> [Stated goal 1]:
Please condense the paragraph that begins "Write a paragraph explaining why and how" in the statistics assignment below into a short bulleted list that keeps its main facts.

> [Text passage]:
Conduct Appropriate Statistical Tests

Conduct Appropriate Statistical Tests

 1)

Formulate a research question about a political topic of interest. Identify a clear hypothesis and the corresponding null hypothesis. Identify the independent and dependent variable.

2)

Write a paragraph explaining why and how the independent variable causes the dependent variable. Build your answer around at least one academic journal article. Provide the complete citation of the article used. Please use the Chicago in-text citation style.

3)

Identify an available dataset that allows you to test the hypothesis formulated in Question 1. Provide the complete (and working) link to the dataset.

4)

Test your hypothesis. Conduct all appropriate statistical tests learned in class. Only conduct the tests that are appropriate for your data (that is, do not perform all tests learned). Provide a table and/or a figure with your results. Write a paragraph describing the relationship and the statistical test(s) conducted. Is the hypothesis confirmed by the results? Is the null hypothesis rejected?

 Solution 

Formulate a research question about a political topic of interest. Identify a clear hypothesis and the corresponding null hypothesis. Identify the independent and dependent variable. 

The research question is whether “Red” states or “Blue” states have higher average incomes. For the purposes of this research, a state will be called a Red state if its governor for the most recent year for which state income data is available, 2016, is in the Republican party and a Blue state if its governor in 2016 was a Democrat. The null hypothesis is that the population mean of per capita GDP is the same in Red states as in Blue states and the alternative hypothesis is that the mean of per capita income differs across Red and Blue states.

Collected data entries:
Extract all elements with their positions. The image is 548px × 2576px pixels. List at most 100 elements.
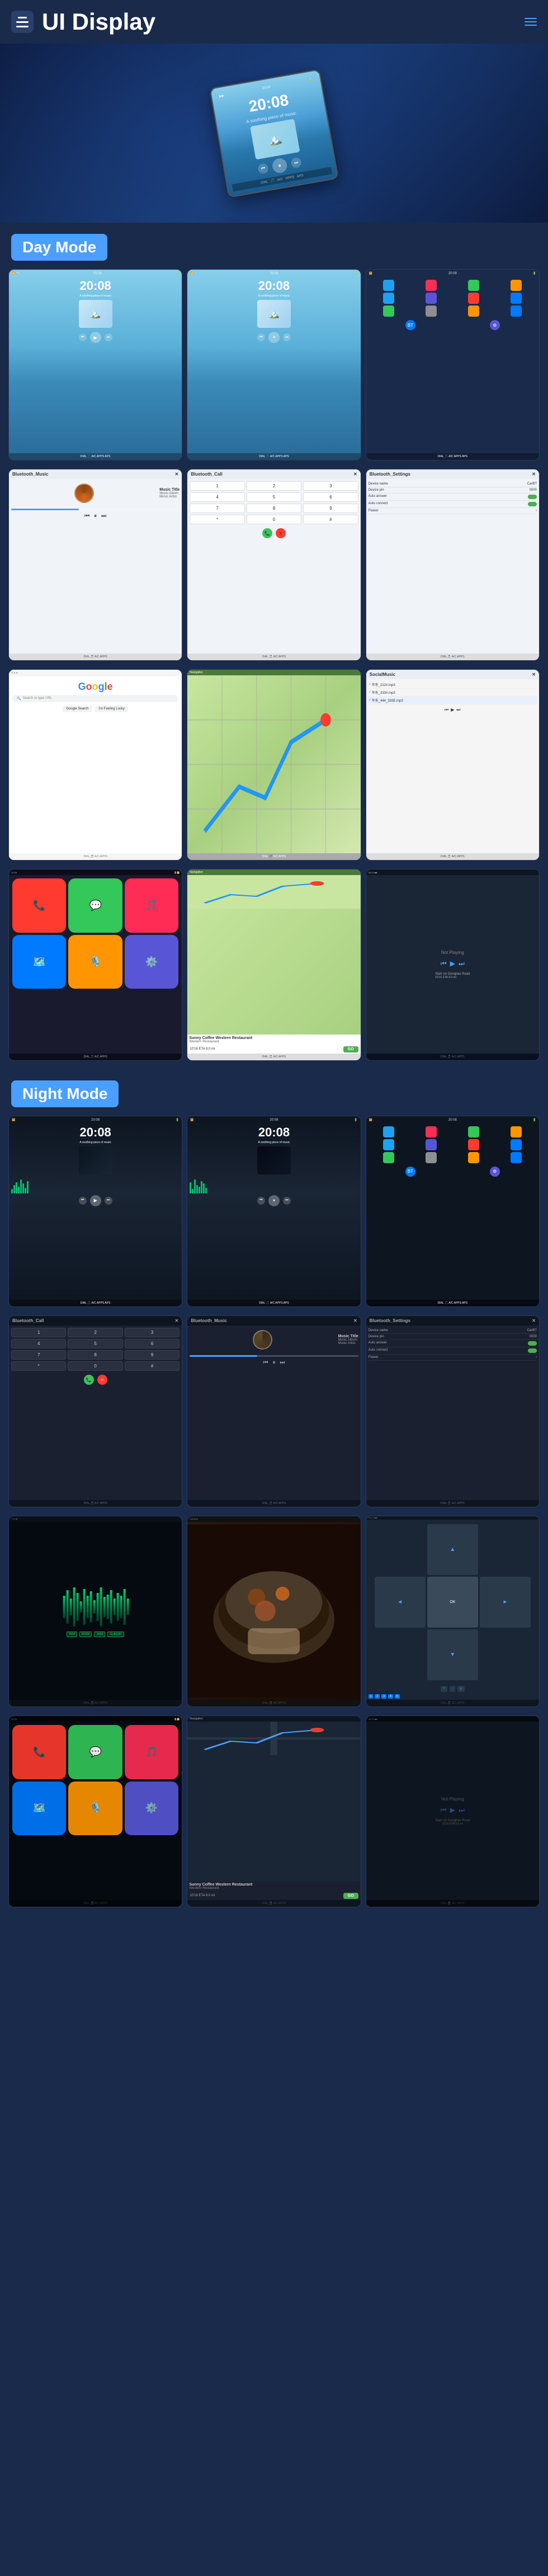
ncp-phone[interactable]: 📞 — [12, 1725, 66, 1779]
dpad-center[interactable]: OK — [427, 1577, 478, 1628]
nk-star[interactable]: * — [11, 1361, 66, 1371]
next-button[interactable]: ⏭ — [290, 157, 302, 168]
cp-phone[interactable]: 📞 — [12, 878, 66, 932]
preset-1[interactable]: POP — [67, 1632, 77, 1637]
play-nbm[interactable]: ⏸ — [272, 1360, 275, 1366]
key-4[interactable]: 4 — [190, 492, 244, 502]
prev-d1[interactable]: ⏮ — [79, 333, 87, 341]
na-app-7[interactable] — [468, 1139, 479, 1150]
ncp-maps[interactable]: 🗺️ — [12, 1781, 66, 1835]
app-music[interactable] — [426, 280, 437, 291]
play-d1[interactable]: ▶ — [90, 332, 101, 343]
local-music-close[interactable]: ✕ — [532, 672, 536, 677]
prev-nbm[interactable]: ⏮ — [263, 1360, 268, 1366]
nk-5[interactable]: 5 — [68, 1339, 122, 1348]
nk-9[interactable]: 9 — [125, 1350, 179, 1360]
preset-btn-5[interactable]: 5 — [395, 1694, 400, 1699]
next-bt[interactable]: ⏭ — [101, 513, 106, 519]
nk-3[interactable]: 3 — [125, 1328, 179, 1337]
go-button[interactable]: GO — [343, 1046, 358, 1052]
night-set-icon[interactable]: ⚙ — [490, 1167, 500, 1177]
na-app-1[interactable] — [383, 1126, 394, 1137]
play-local[interactable]: ▶ — [451, 707, 454, 713]
app-bt[interactable] — [511, 293, 522, 304]
prev-n2[interactable]: ⏮ — [257, 1197, 265, 1205]
night-go-button[interactable]: GO — [343, 1893, 358, 1899]
nav-icon[interactable] — [525, 18, 537, 26]
preset-btn-2[interactable]: 2 — [375, 1694, 380, 1699]
night-bt-icon[interactable]: BT — [405, 1167, 415, 1177]
prev-nnp[interactable]: ⏮ — [441, 1806, 447, 1815]
google-search-btn[interactable]: Google Search — [63, 706, 92, 712]
bt-icon[interactable]: BT — [405, 320, 415, 330]
prev-d2[interactable]: ⏮ — [257, 333, 265, 341]
nk-0[interactable]: 0 — [68, 1361, 122, 1371]
preset-3[interactable]: JAZZ — [94, 1632, 105, 1637]
night-bt-call-close[interactable]: ✕ — [175, 1318, 179, 1323]
preset-btn-1[interactable]: 1 — [369, 1694, 374, 1699]
cp-podcast[interactable]: 🎙️ — [68, 935, 122, 989]
ncp-messages[interactable]: 💬 — [68, 1725, 122, 1779]
app-weather[interactable] — [383, 293, 394, 304]
play-bt[interactable]: ⏸ — [94, 513, 97, 519]
nk-2[interactable]: 2 — [68, 1328, 122, 1337]
app-misc1[interactable] — [426, 305, 437, 317]
prev-local[interactable]: ⏮ — [445, 707, 448, 713]
nav-center-btn[interactable]: ⊙ — [457, 1686, 465, 1692]
na-app-5[interactable] — [383, 1139, 394, 1150]
na-app-2[interactable] — [426, 1126, 437, 1137]
nk-1[interactable]: 1 — [11, 1328, 66, 1337]
cp-messages[interactable]: 💬 — [68, 878, 122, 932]
menu-icon[interactable] — [11, 11, 34, 33]
key-6[interactable]: 6 — [303, 492, 358, 502]
cp-settings[interactable]: ⚙️ — [125, 935, 178, 989]
play-n1[interactable]: ▶ — [90, 1195, 101, 1206]
play-np[interactable]: ▶ — [450, 960, 455, 968]
nav-zoom-in[interactable]: + — [441, 1686, 447, 1692]
dpad-left[interactable]: ◄ — [375, 1577, 426, 1628]
night-call-btn[interactable]: 📞 — [84, 1375, 94, 1385]
na-app-6[interactable] — [426, 1139, 437, 1150]
auto-connect-toggle[interactable] — [528, 502, 537, 506]
app-misc3[interactable] — [511, 305, 522, 317]
dpad-up[interactable]: ▲ — [427, 1524, 478, 1575]
preset-2[interactable]: ROCK — [79, 1632, 92, 1637]
app-settings[interactable] — [426, 293, 437, 304]
app-photos[interactable] — [511, 280, 522, 291]
night-end-btn[interactable]: ✕ — [97, 1375, 107, 1385]
nav-zoom-out[interactable]: - — [450, 1686, 455, 1692]
app-phone[interactable] — [468, 293, 479, 304]
next-nnp[interactable]: ⏭ — [459, 1806, 465, 1815]
prev-n1[interactable]: ⏮ — [79, 1197, 87, 1205]
bt-call-close[interactable]: ✕ — [353, 472, 357, 477]
call-btn[interactable]: 📞 — [262, 528, 272, 538]
play-button[interactable]: ⏸ — [271, 157, 288, 174]
ncp-settings[interactable]: ⚙️ — [125, 1781, 178, 1835]
preset-4[interactable]: CLASSIC — [107, 1632, 124, 1637]
bt-close[interactable]: ✕ — [175, 472, 179, 477]
preset-btn-3[interactable]: 3 — [381, 1694, 386, 1699]
next-n1[interactable]: ⏭ — [105, 1197, 112, 1205]
nk-8[interactable]: 8 — [68, 1350, 122, 1360]
night-auto-connect-toggle[interactable] — [528, 1348, 537, 1353]
music-item-1[interactable]: ♪ 华东_222#.mp3 — [368, 681, 537, 689]
na-app-4[interactable] — [511, 1126, 522, 1137]
nk-4[interactable]: 4 — [11, 1339, 66, 1348]
na-app-10[interactable] — [426, 1152, 437, 1163]
music-item-3[interactable]: ♪ 华东_444_333E.mp3 — [368, 697, 537, 704]
prev-np[interactable]: ⏮ — [441, 960, 447, 968]
na-app-12[interactable] — [511, 1152, 522, 1163]
ncp-music[interactable]: 🎵 — [125, 1725, 178, 1779]
dpad-right[interactable]: ► — [480, 1577, 531, 1628]
night-bt-settings-close[interactable]: ✕ — [532, 1318, 536, 1323]
set-icon[interactable]: ⚙ — [490, 320, 500, 330]
play-n2[interactable]: ⏸ — [268, 1195, 280, 1206]
next-local[interactable]: ⏭ — [456, 707, 460, 713]
auto-answer-toggle[interactable] — [528, 495, 537, 499]
key-1[interactable]: 1 — [190, 481, 244, 491]
key-5[interactable]: 5 — [247, 492, 301, 502]
next-d2[interactable]: ⏭ — [283, 333, 291, 341]
music-item-2[interactable]: ♪ 华东_333#.mp3 — [368, 689, 537, 697]
nk-6[interactable]: 6 — [125, 1339, 179, 1348]
key-9[interactable]: 9 — [303, 504, 358, 513]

> [Stated goal 2]:
Write out the lines of the collected data entries from the line with "ncp-phone[interactable]: 📞 —" up to and including the line with "nk-9[interactable]: 9 —", unchanged.

> [Task result 1]:
- Explain in a paragraph why and how the independent variable causes the dependent variable.
- Base the answer on at least one academic journal article.
- Give the full citation of that article.
- Use the Chicago in-text citation style.

> [Task result 2]:
ncp-phone[interactable]: 📞 — [12, 1725, 66, 1779]
dpad-center[interactable]: OK — [427, 1577, 478, 1628]
nk-star[interactable]: * — [11, 1361, 66, 1371]
next-button[interactable]: ⏭ — [290, 157, 302, 168]
cp-phone[interactable]: 📞 — [12, 878, 66, 932]
preset-1[interactable]: POP — [67, 1632, 77, 1637]
play-nbm[interactable]: ⏸ — [272, 1360, 275, 1366]
key-4[interactable]: 4 — [190, 492, 244, 502]
prev-d1[interactable]: ⏮ — [79, 333, 87, 341]
na-app-7[interactable] — [468, 1139, 479, 1150]
ncp-maps[interactable]: 🗺️ — [12, 1781, 66, 1835]
app-music[interactable] — [426, 280, 437, 291]
play-d1[interactable]: ▶ — [90, 332, 101, 343]
local-music-close[interactable]: ✕ — [532, 672, 536, 677]
prev-nbm[interactable]: ⏮ — [263, 1360, 268, 1366]
nk-5[interactable]: 5 — [68, 1339, 122, 1348]
nk-9[interactable]: 9 — [125, 1350, 179, 1360]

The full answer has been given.